* What you will do: Only a number is wanted: how many lines in the records below contain "acts"?

-------- Records for this task --------

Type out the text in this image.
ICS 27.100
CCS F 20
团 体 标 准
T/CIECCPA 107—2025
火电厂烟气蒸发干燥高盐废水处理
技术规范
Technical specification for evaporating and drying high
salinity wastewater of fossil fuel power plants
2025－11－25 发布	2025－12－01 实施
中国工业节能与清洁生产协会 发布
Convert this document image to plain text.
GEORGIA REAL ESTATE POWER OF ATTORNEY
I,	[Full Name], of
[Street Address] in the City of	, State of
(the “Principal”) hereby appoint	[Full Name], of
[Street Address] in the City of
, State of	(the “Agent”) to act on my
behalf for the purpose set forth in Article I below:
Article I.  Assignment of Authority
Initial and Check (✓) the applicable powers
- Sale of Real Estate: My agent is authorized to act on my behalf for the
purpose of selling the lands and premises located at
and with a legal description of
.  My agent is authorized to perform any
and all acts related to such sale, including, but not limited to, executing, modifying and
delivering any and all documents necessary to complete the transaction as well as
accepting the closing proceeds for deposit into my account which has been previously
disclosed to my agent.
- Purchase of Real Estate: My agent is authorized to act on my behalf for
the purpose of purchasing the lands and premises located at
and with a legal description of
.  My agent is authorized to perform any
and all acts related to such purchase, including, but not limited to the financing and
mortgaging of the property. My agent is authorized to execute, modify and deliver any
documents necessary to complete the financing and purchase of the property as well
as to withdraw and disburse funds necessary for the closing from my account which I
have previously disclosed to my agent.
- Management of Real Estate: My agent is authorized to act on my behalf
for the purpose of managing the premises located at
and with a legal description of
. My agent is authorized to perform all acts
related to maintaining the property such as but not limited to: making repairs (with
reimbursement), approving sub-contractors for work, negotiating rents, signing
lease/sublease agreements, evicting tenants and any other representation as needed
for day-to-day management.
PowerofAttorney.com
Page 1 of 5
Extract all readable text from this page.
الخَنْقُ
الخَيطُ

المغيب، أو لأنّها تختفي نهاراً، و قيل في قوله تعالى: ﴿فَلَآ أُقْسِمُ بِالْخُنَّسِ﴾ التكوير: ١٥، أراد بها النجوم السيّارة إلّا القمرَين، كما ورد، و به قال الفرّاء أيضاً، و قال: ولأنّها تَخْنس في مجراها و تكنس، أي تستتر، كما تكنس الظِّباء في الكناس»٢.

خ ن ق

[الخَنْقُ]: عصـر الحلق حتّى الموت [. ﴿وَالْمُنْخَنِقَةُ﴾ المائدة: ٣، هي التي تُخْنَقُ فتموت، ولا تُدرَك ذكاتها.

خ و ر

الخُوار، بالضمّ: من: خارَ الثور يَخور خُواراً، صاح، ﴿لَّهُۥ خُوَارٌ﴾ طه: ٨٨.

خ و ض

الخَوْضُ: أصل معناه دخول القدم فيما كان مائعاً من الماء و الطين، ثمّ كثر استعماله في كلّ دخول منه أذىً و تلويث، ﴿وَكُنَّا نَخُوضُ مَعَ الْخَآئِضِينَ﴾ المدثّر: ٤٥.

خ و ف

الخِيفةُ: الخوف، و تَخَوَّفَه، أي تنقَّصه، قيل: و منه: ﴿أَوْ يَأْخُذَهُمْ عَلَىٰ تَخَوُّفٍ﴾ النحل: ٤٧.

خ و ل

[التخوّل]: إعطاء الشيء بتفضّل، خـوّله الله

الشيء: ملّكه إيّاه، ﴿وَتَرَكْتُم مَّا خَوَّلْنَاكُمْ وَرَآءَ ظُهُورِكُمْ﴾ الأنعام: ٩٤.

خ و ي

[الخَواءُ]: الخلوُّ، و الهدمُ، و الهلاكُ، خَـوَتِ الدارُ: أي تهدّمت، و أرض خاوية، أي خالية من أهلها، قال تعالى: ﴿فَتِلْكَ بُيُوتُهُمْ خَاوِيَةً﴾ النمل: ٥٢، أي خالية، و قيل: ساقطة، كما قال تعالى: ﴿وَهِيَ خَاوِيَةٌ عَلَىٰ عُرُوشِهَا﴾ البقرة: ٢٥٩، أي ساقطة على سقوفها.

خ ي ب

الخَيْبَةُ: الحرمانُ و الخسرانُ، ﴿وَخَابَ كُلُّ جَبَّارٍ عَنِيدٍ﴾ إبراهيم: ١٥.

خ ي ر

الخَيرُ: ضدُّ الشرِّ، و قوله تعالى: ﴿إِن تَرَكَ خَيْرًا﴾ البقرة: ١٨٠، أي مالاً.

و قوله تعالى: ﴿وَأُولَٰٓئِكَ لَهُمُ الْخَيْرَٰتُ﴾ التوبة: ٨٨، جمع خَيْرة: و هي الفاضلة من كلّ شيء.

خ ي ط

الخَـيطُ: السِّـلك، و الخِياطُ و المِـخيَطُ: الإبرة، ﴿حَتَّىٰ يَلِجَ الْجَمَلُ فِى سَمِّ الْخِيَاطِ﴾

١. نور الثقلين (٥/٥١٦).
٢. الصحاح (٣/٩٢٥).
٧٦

--------

* Exercise answer: 3